> [Stated problem]: Report how many lines hold the word "this"; answer with the number alone.

-.-.-

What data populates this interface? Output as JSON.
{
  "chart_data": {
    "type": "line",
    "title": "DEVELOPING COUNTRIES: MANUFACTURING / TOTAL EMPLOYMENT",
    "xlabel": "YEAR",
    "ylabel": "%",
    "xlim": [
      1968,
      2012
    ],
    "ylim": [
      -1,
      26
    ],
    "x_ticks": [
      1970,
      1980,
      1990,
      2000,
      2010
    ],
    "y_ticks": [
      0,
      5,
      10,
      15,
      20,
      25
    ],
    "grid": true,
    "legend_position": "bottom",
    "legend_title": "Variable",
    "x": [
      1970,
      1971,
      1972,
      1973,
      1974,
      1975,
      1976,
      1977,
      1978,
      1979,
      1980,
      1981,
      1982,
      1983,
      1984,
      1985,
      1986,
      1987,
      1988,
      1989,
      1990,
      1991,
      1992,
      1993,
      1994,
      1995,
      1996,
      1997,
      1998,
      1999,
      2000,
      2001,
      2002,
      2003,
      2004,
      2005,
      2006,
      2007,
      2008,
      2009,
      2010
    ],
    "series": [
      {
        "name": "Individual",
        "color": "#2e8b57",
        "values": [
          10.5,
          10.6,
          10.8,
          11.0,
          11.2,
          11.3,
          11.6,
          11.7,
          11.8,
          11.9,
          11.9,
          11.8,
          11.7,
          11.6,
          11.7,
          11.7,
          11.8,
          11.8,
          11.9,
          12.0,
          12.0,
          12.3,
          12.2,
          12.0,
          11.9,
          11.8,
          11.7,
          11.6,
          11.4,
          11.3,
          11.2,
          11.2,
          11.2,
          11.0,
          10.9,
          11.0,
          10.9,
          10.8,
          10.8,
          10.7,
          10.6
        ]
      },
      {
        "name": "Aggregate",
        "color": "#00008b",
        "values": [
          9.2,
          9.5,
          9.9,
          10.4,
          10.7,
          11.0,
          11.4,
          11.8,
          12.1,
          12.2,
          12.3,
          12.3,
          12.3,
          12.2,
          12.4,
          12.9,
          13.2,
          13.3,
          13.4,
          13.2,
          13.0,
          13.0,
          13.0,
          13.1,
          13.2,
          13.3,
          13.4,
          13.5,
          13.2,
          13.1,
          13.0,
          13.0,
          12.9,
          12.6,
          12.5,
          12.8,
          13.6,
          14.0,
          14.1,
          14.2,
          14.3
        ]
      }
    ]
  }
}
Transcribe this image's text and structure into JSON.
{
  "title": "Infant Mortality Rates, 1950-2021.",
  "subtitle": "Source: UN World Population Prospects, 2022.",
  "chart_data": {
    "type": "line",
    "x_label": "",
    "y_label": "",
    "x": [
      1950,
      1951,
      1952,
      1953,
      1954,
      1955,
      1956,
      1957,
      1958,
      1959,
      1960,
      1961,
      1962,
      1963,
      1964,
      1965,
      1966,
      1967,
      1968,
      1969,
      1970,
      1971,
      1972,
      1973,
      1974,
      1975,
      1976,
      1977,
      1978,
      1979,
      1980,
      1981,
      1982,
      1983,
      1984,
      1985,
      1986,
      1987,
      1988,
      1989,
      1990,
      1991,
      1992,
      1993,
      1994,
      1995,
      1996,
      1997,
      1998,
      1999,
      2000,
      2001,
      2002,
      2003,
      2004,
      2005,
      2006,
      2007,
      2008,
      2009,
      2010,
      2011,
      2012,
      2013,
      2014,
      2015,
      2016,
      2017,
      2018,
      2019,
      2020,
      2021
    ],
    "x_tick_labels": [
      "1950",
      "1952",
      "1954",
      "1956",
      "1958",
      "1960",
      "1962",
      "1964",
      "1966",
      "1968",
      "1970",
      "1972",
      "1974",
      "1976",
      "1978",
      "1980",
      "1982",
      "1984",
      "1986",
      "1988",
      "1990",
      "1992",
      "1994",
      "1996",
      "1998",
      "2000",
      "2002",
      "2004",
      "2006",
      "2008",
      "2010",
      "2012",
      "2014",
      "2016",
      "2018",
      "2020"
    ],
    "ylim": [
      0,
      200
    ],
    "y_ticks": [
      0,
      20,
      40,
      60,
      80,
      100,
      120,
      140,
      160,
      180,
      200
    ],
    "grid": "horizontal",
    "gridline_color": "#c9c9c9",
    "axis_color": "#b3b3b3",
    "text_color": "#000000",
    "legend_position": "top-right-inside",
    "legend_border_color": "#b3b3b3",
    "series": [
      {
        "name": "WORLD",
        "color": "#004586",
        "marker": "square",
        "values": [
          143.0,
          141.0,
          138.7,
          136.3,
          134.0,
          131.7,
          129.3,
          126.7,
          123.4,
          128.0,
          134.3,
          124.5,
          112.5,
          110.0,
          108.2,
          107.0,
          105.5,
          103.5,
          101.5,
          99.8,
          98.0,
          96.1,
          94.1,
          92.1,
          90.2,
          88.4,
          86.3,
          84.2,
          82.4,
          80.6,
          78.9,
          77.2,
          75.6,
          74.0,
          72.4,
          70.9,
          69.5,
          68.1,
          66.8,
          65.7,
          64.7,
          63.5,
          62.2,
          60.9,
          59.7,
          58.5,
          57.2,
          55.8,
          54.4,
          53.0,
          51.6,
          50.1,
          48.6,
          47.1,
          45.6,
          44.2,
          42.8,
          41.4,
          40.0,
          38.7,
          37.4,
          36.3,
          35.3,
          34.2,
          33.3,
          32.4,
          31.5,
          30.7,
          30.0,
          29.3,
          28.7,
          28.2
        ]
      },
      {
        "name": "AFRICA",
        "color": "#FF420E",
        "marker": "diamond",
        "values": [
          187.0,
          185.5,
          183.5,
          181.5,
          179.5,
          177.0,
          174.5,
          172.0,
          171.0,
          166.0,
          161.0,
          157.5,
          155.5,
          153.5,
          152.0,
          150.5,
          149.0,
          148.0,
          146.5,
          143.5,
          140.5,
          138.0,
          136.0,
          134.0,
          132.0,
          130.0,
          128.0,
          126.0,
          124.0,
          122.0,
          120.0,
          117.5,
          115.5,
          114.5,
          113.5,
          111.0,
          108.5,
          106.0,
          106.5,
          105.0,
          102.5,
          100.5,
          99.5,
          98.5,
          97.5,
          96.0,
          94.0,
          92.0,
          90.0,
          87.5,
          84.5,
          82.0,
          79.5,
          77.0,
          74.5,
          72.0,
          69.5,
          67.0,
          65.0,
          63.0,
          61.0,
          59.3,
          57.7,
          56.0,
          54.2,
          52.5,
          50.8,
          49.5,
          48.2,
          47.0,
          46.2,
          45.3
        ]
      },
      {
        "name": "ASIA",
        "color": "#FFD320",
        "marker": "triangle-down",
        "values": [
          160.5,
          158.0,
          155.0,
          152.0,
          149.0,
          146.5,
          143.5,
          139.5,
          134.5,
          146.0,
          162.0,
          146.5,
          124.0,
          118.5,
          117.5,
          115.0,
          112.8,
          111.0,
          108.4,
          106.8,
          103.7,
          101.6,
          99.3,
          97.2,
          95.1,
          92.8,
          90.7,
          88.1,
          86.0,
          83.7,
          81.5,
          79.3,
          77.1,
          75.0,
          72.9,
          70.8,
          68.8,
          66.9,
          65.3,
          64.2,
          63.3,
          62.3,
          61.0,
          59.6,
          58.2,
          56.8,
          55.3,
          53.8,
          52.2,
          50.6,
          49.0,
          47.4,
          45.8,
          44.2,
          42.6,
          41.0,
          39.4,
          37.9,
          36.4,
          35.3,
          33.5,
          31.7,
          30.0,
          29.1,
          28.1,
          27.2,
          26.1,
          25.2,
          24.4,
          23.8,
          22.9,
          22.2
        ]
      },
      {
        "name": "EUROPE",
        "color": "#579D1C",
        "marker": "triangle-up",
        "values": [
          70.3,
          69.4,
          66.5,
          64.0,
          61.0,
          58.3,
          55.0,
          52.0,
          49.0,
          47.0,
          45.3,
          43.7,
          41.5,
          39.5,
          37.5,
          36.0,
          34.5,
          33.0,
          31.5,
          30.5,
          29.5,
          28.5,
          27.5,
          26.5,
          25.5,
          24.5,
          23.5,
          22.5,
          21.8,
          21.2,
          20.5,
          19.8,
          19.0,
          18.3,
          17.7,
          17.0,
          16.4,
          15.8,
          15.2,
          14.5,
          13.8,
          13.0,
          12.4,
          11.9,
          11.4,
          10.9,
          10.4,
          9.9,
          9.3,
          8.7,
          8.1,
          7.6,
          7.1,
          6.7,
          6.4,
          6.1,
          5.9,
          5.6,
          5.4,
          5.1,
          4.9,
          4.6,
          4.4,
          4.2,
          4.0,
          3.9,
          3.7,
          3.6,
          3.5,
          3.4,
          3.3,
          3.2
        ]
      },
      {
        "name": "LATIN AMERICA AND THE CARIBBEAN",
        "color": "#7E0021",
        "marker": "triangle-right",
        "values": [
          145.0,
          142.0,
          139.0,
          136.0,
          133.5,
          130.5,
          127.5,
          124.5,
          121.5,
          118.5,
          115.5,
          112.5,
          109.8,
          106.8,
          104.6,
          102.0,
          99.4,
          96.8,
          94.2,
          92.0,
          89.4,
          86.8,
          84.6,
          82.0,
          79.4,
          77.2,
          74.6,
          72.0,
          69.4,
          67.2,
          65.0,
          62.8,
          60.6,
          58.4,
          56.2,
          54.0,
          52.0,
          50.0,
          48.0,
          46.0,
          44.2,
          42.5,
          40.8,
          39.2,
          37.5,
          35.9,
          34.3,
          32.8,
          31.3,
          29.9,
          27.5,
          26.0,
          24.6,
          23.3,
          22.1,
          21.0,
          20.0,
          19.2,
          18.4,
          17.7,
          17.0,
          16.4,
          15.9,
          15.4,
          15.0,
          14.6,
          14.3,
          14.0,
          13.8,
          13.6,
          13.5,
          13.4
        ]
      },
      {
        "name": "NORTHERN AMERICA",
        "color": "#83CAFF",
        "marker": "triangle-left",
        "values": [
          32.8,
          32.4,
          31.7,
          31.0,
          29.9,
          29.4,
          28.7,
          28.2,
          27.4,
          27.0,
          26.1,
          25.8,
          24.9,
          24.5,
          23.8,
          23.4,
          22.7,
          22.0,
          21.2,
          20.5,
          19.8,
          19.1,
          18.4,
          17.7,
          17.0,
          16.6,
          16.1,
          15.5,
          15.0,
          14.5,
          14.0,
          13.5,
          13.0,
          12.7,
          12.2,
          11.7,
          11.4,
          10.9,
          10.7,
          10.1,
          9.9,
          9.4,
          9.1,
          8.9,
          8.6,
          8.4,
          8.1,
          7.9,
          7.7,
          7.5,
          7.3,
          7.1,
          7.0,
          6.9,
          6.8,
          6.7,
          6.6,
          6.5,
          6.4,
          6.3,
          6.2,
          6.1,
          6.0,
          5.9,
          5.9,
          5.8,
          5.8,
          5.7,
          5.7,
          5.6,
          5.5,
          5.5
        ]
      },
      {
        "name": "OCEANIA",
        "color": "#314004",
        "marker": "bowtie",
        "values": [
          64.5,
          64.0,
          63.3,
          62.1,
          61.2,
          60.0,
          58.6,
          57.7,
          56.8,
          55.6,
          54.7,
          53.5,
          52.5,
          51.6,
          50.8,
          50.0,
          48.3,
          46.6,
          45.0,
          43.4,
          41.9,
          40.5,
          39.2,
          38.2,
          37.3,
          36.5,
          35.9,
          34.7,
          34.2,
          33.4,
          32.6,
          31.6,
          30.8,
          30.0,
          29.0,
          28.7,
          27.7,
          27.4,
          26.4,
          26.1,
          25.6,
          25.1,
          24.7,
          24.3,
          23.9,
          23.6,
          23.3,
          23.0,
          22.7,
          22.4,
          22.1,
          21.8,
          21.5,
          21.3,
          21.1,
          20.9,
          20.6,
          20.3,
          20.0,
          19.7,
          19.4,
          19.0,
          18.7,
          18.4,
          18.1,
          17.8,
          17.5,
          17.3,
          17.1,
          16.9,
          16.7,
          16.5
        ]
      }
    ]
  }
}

-.-.-

> [Answer to the problem]: 2